Description of the task:
Take the line containing "Convert this document image to plain text." through the last line of the data and retype those lines exactly. Pictures do not belong in the copy.

Information provided:
+---+

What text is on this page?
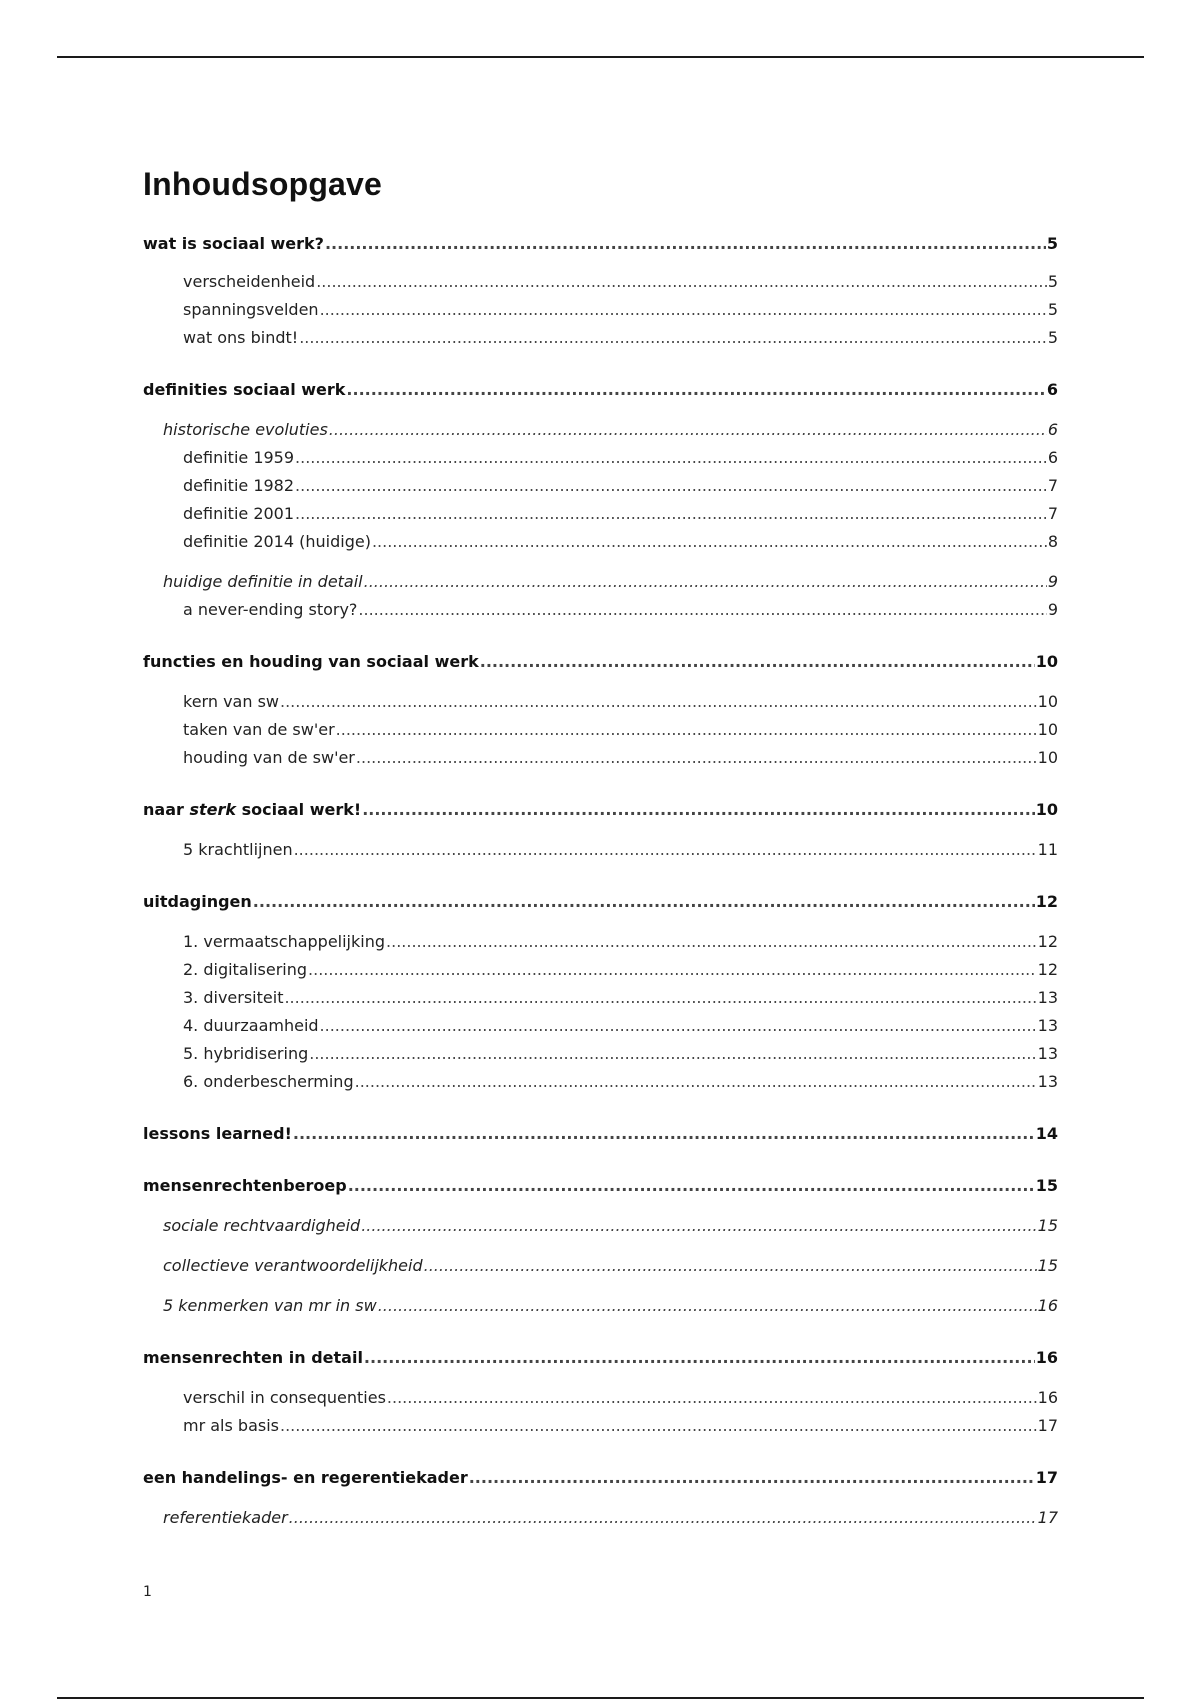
Inhoudsopgave
wat is sociaal werk? .....	5
verscheidenheid .....	5
spanningsvelden .....	5
wat ons bindt! .....	5
definities sociaal werk .....	6
historische evoluties .....	6
definitie 1959 .....	6
definitie 1982 .....	7
definitie 2001 .....	7
definitie 2014 (huidige) .....	8
huidige definitie in detail .....	9
a never-ending story? .....	9
functies en houding van sociaal werk .....	10
kern van sw .....	10
taken van de sw'er .....	10
houding van de sw'er .....	10
naar sterk sociaal werk! .....	10
5 krachtlijnen .....	11
uitdagingen .....	12
1. vermaatschappelijking .....	12
2. digitalisering .....	12
3. diversiteit .....	13
4. duurzaamheid .....	13
5. hybridisering .....	13
6. onderbescherming .....	13
lessons learned! .....	14
mensenrechtenberoep .....	15
sociale rechtvaardigheid .....	15
collectieve verantwoordelijkheid .....	15
5 kenmerken van mr in sw .....	16
mensenrechten in detail .....	16
verschil in consequenties .....	16
mr als basis .....	17
een handelings- en regerentiekader .....	17
referentiekader .....	17
1
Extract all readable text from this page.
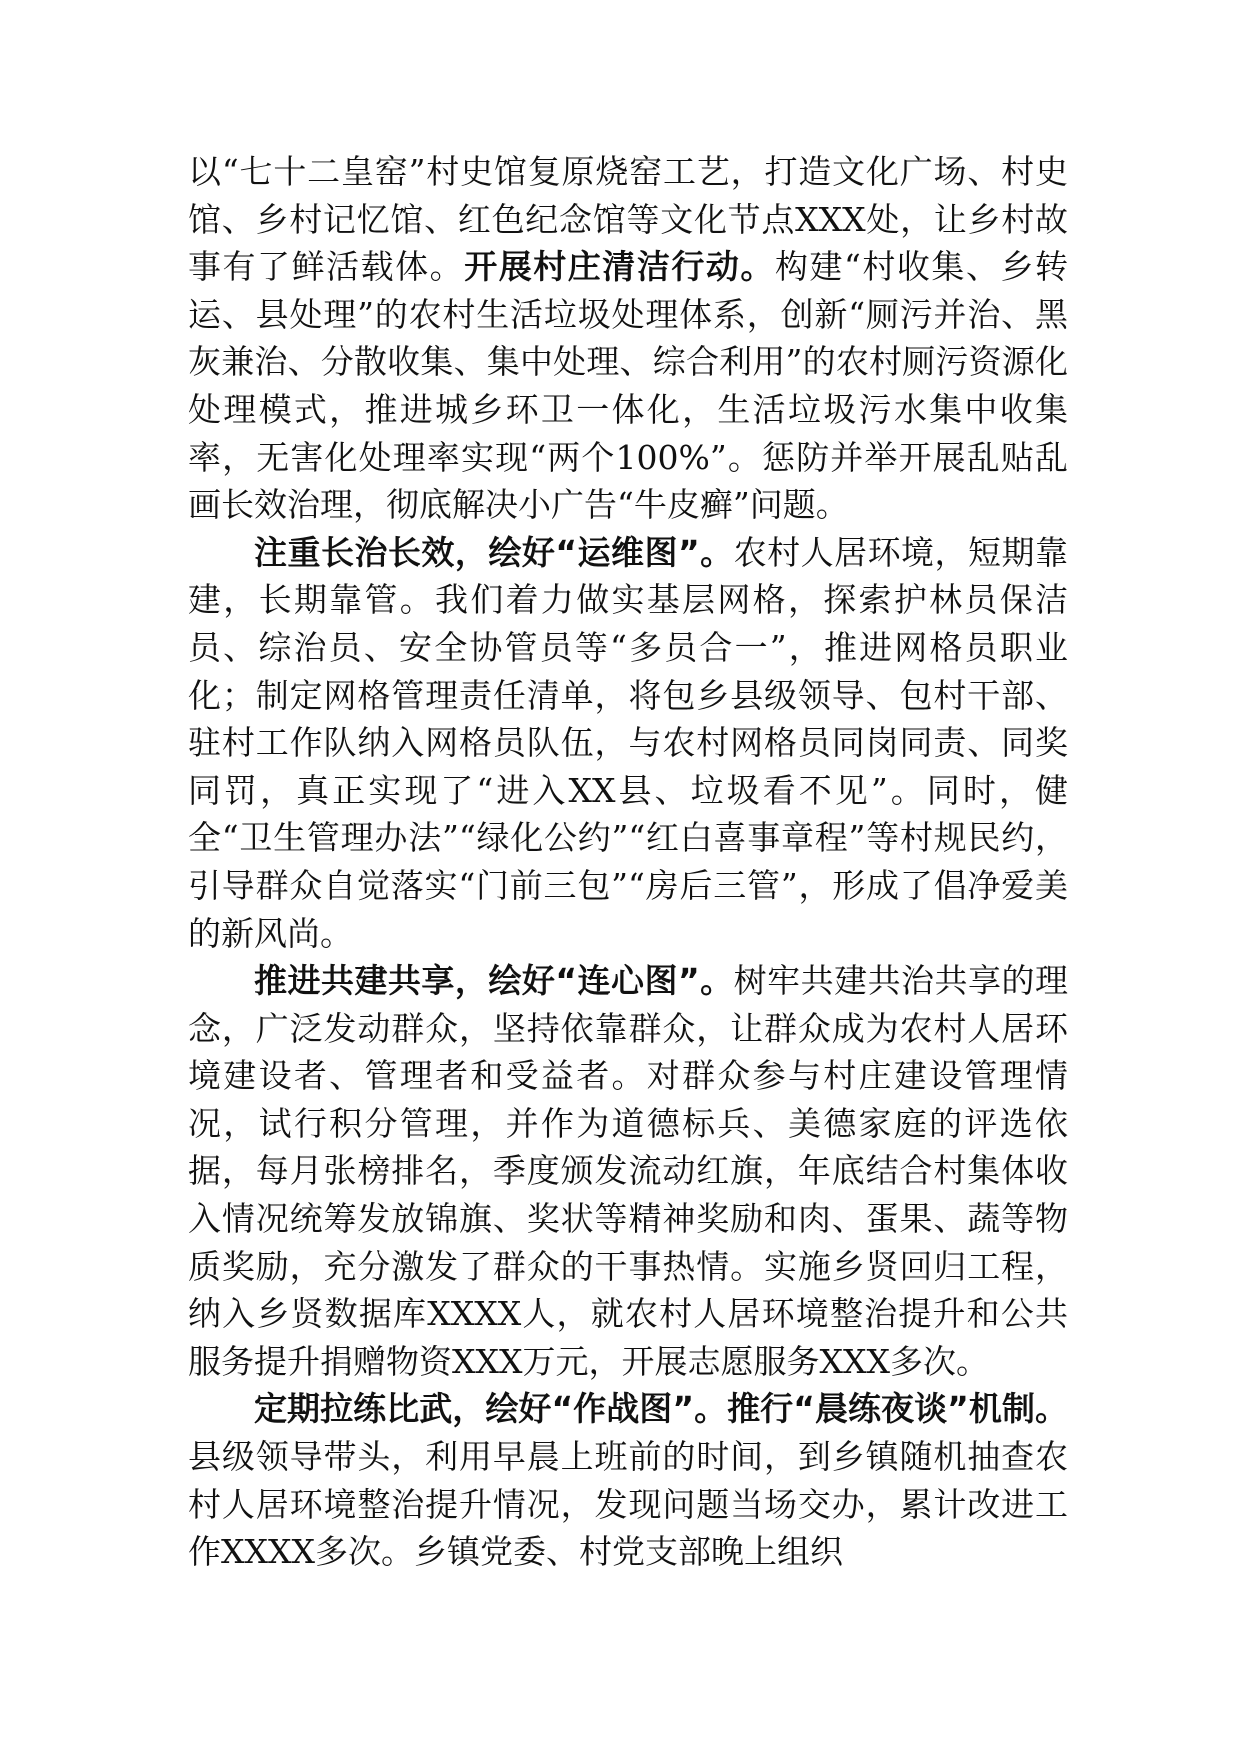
以“七十二皇窑”村史馆复原烧窑工艺，打造文化广场、村史馆、乡村记忆馆、红色纪念馆等文化节点XXX处，让乡村故事有了鲜活载体。开展村庄清洁行动。构建“村收集、乡转运、县处理”的农村生活垃圾处理体系，创新“厕污并治、黑灰兼治、分散收集、集中处理、综合利用”的农村厕污资源化处理模式，推进城乡环卫一体化，生活垃圾污水集中收集率，无害化处理率实现“两个100%”。惩防并举开展乱贴乱画长效治理，彻底解决小广告“牛皮癣”问题。

注重长治长效，绘好“运维图”。农村人居环境，短期靠建，长期靠管。我们着力做实基层网格，探索护林员保洁员、综治员、安全协管员等“多员合一”，推进网格员职业化；制定网格管理责任清单，将包乡县级领导、包村干部、驻村工作队纳入网格员队伍，与农村网格员同岗同责、同奖同罚，真正实现了“进入XX县、垃圾看不见”。同时，健全“卫生管理办法”“绿化公约”“红白喜事章程”等村规民约，引导群众自觉落实“门前三包”“房后三管”，形成了倡净爱美的新风尚。

推进共建共享，绘好“连心图”。树牢共建共治共享的理念，广泛发动群众，坚持依靠群众，让群众成为农村人居环境建设者、管理者和受益者。对群众参与村庄建设管理情况，试行积分管理，并作为道德标兵、美德家庭的评选依据，每月张榜排名，季度颁发流动红旗，年底结合村集体收入情况统筹发放锦旗、奖状等精神奖励和肉、蛋果、蔬等物质奖励，充分激发了群众的干事热情。实施乡贤回归工程，纳入乡贤数据库XXXX人，就农村人居环境整治提升和公共服务提升捐赠物资XXX万元，开展志愿服务XXX多次。

定期拉练比武，绘好“作战图”。推行“晨练夜谈”机制。县级领导带头，利用早晨上班前的时间，到乡镇随机抽查农村人居环境整治提升情况，发现问题当场交办，累计改进工作XXXX多次。乡镇党委、村党支部晚上组织
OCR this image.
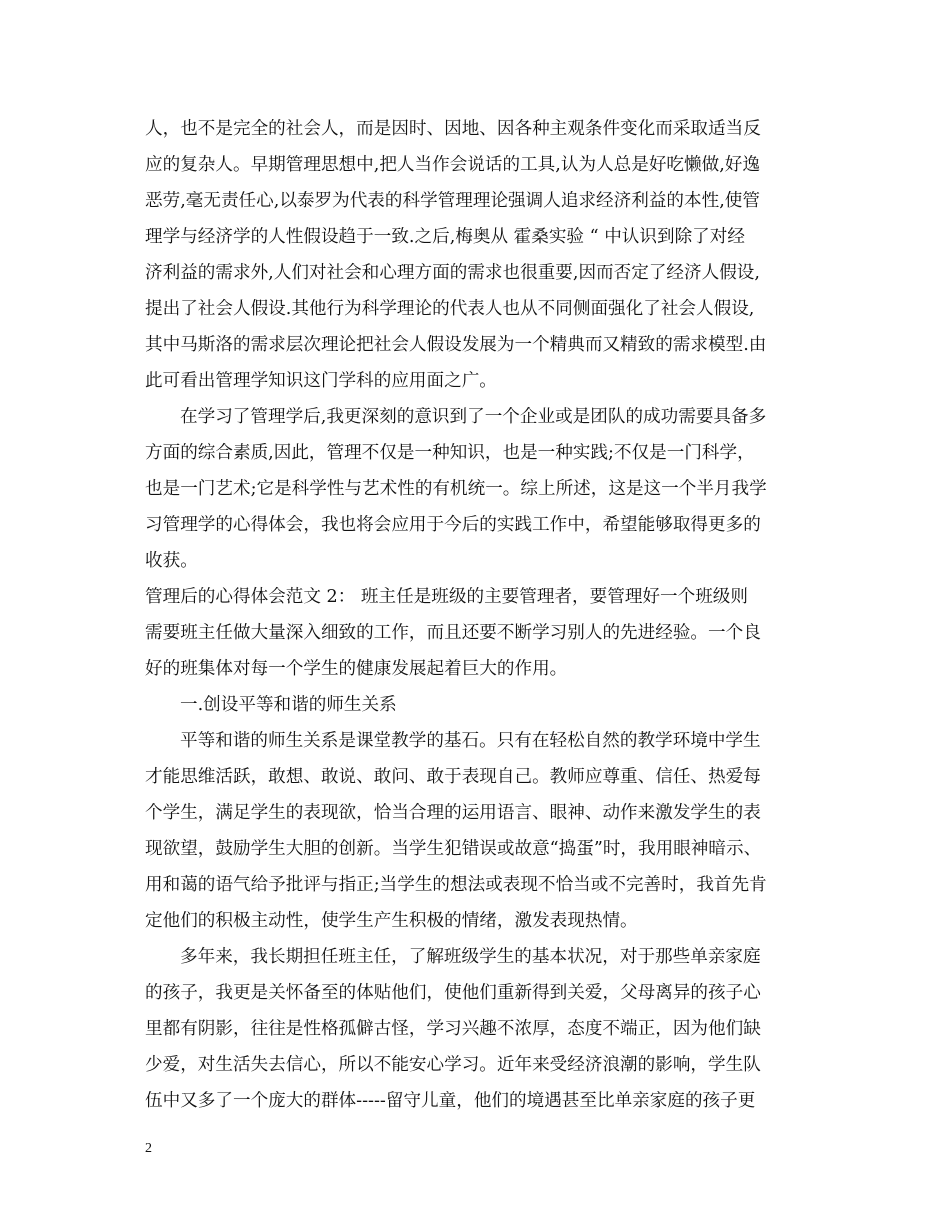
人，也不是完全的社会人，而是因时、因地、因各种主观条件变化而采取适当反
应的复杂人。早期管理思想中,把人当作会说话的工具,认为人总是好吃懒做,好逸
恶劳,毫无责任心,以泰罗为代表的科学管理理论强调人追求经济利益的本性,使管
理学与经济学的人性假设趋于一致.之后,梅奥从 霍桑实验 “ 中认识到除了对经
济利益的需求外,人们对社会和心理方面的需求也很重要,因而否定了经济人假设,
提出了社会人假设.其他行为科学理论的代表人也从不同侧面强化了社会人假设,
其中马斯洛的需求层次理论把社会人假设发展为一个精典而又精致的需求模型.由
此可看出管理学知识这门学科的应用面之广。
在学习了管理学后,我更深刻的意识到了一个企业或是团队的成功需要具备多
方面的综合素质,因此，管理不仅是一种知识，也是一种实践;不仅是一门科学，
也是一门艺术;它是科学性与艺术性的有机统一。综上所述，这是这一个半月我学
习管理学的心得体会，我也将会应用于今后的实践工作中，希望能够取得更多的
收获。
管理后的心得体会范文 2： 班主任是班级的主要管理者，要管理好一个班级则
需要班主任做大量深入细致的工作，而且还要不断学习别人的先进经验。一个良
好的班集体对每一个学生的健康发展起着巨大的作用。
一.创设平等和谐的师生关系
平等和谐的师生关系是课堂教学的基石。只有在轻松自然的教学环境中学生
才能思维活跃，敢想、敢说、敢问、敢于表现自己。教师应尊重、信任、热爱每
个学生，满足学生的表现欲，恰当合理的运用语言、眼神、动作来激发学生的表
现欲望，鼓励学生大胆的创新。当学生犯错误或故意“捣蛋”时，我用眼神暗示、
用和蔼的语气给予批评与指正;当学生的想法或表现不恰当或不完善时，我首先肯
定他们的积极主动性，使学生产生积极的情绪，激发表现热情。
多年来，我长期担任班主任，了解班级学生的基本状况，对于那些单亲家庭
的孩子，我更是关怀备至的体贴他们，使他们重新得到关爱，父母离异的孩子心
里都有阴影，往往是性格孤僻古怪，学习兴趣不浓厚，态度不端正，因为他们缺
少爱，对生活失去信心，所以不能安心学习。近年来受经济浪潮的影响，学生队
伍中又多了一个庞大的群体-----留守儿童，他们的境遇甚至比单亲家庭的孩子更
2
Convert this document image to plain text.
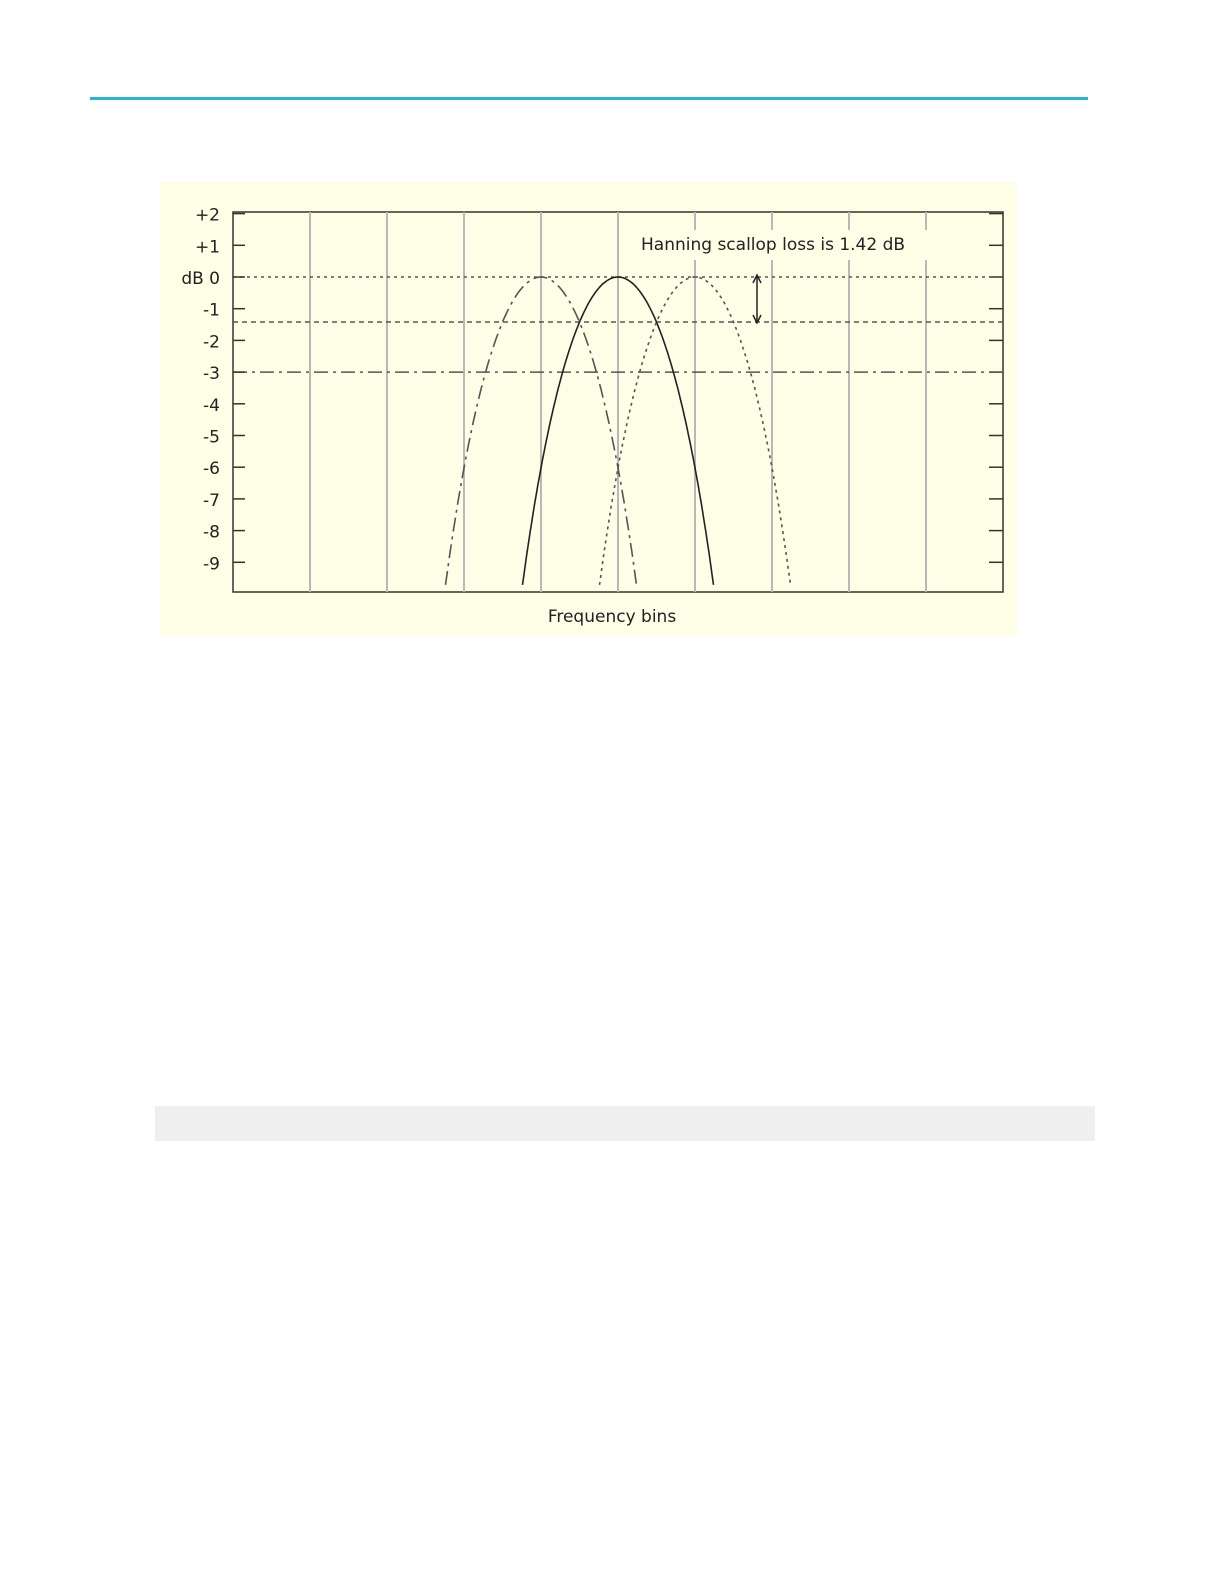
+2
+1
dB 0
-1
-2
-3
-4
-5
-6
-7
-8
-9
Hanning scallop loss is 1.42 dB
Frequency bins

+---+

Answer for the task:
Convert this document image to plain text.
+2
+1
dB 0
-1
-2
-3
-4
-5
-6
-7
-8
-9
Hanning scallop loss is 1.42 dB
Frequency bins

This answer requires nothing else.